-- DATASET RECORDS start --

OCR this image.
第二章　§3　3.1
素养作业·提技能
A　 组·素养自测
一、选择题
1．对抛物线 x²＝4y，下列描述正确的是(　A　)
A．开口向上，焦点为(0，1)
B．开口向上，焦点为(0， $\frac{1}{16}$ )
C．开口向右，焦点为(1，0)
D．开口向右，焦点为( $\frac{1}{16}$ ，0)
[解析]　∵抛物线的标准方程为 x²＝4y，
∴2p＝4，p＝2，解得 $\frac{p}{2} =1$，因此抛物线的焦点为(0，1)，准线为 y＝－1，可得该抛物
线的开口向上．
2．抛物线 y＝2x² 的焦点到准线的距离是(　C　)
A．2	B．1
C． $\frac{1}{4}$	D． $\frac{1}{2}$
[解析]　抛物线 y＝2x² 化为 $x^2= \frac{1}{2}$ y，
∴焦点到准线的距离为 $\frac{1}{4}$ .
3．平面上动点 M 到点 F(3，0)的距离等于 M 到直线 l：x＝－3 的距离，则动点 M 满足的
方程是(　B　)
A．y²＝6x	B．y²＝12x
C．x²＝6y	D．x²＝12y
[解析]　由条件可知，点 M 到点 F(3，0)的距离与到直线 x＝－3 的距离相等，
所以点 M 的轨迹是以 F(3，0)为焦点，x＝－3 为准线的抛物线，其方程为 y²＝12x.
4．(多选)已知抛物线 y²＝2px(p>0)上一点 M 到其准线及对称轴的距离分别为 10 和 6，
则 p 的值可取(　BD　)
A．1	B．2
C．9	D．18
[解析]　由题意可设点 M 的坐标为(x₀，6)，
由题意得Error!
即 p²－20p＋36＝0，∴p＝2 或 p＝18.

-- DATASET RECORDS end --
-- DATASET RECORDS start --

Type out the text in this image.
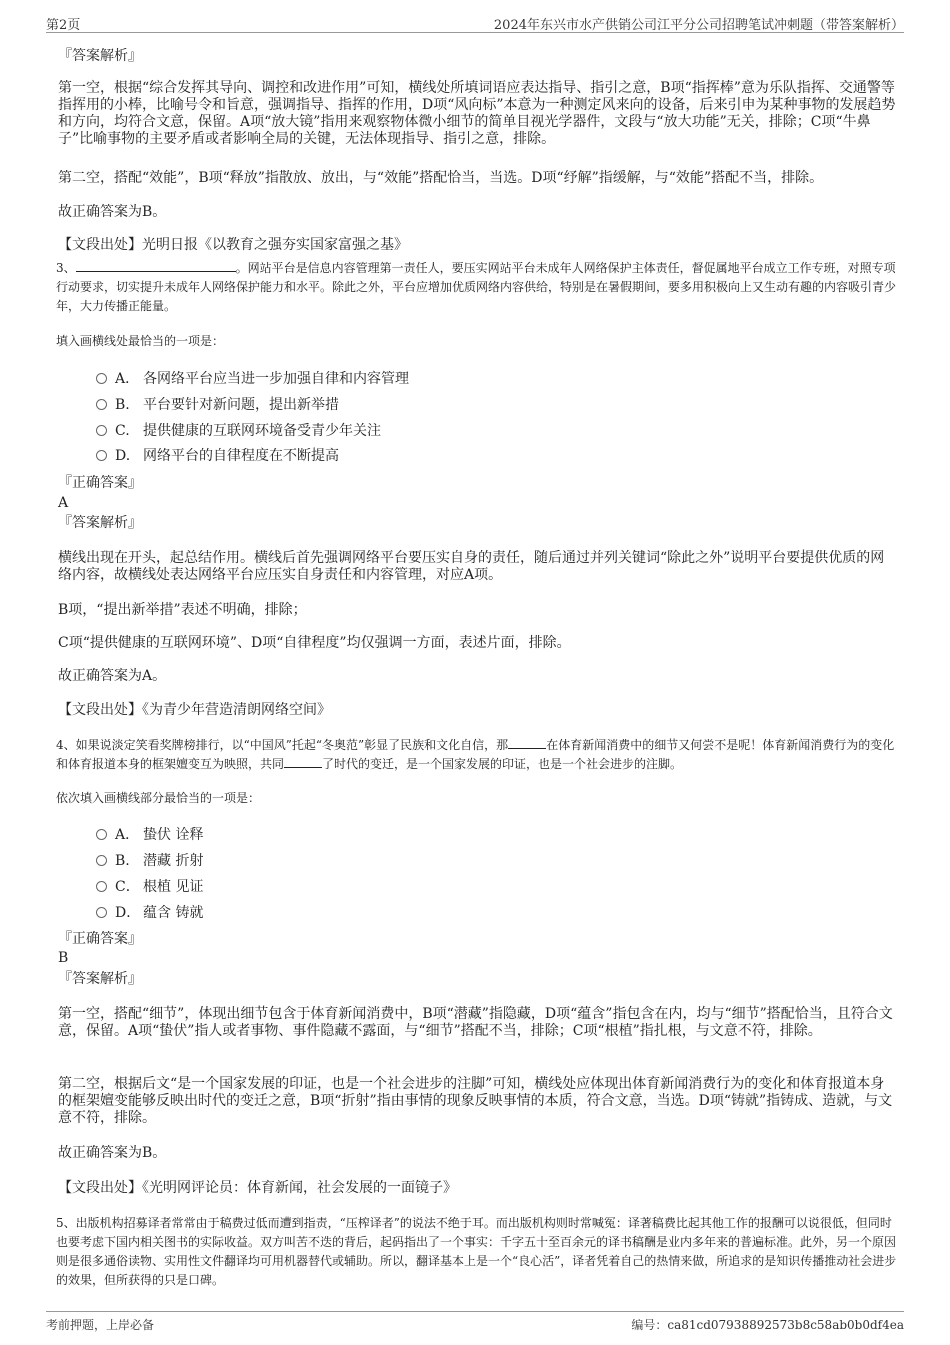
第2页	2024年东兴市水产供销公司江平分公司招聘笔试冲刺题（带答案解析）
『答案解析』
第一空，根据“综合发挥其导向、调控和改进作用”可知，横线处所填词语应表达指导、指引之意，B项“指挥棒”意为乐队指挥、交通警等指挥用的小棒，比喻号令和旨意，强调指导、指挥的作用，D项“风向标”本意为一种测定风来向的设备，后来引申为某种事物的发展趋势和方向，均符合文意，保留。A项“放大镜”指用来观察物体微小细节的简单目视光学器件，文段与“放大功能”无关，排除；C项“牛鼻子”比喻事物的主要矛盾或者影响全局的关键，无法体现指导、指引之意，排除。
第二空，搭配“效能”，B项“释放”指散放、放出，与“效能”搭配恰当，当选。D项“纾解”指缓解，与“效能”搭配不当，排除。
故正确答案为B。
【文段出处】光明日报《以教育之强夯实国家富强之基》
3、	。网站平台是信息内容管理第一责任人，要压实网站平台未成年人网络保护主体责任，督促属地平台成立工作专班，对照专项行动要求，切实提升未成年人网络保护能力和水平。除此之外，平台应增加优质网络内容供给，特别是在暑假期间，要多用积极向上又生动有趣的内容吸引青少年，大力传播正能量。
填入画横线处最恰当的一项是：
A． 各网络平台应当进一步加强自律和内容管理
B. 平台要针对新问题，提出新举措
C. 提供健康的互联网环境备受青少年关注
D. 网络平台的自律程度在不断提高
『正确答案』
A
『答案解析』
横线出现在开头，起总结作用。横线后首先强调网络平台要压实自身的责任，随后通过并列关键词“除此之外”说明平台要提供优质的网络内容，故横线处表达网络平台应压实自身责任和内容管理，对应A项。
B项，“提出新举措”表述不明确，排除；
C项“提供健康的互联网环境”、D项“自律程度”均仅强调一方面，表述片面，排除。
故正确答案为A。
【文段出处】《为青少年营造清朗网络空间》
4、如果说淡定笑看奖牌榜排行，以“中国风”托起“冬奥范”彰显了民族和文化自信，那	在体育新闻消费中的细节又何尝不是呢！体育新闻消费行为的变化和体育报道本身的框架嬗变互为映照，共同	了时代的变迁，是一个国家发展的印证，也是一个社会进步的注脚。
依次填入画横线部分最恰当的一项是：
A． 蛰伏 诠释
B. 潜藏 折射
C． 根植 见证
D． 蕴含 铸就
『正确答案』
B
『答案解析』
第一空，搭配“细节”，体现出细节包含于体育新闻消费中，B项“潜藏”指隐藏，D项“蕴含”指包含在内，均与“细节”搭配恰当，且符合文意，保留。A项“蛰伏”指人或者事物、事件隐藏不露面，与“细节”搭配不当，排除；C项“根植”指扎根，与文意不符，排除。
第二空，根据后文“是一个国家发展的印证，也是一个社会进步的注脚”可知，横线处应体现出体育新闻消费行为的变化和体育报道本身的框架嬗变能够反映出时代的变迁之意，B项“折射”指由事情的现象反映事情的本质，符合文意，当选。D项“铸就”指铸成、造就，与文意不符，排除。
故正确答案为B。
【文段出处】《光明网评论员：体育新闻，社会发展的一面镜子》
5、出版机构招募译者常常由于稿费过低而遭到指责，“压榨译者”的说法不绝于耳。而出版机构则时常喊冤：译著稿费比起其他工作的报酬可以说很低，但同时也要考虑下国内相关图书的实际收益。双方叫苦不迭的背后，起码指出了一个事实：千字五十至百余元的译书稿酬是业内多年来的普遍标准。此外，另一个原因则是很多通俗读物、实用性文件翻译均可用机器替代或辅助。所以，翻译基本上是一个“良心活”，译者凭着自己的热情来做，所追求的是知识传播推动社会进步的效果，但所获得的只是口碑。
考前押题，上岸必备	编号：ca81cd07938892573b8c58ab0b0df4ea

-- DATASET RECORDS end --

**TASK INSTRUCTIONS**
Search the records for the word "image", then list every line that has it.

**RESPONSE TO THE TASK**
OCR this image.
Type out the text in this image.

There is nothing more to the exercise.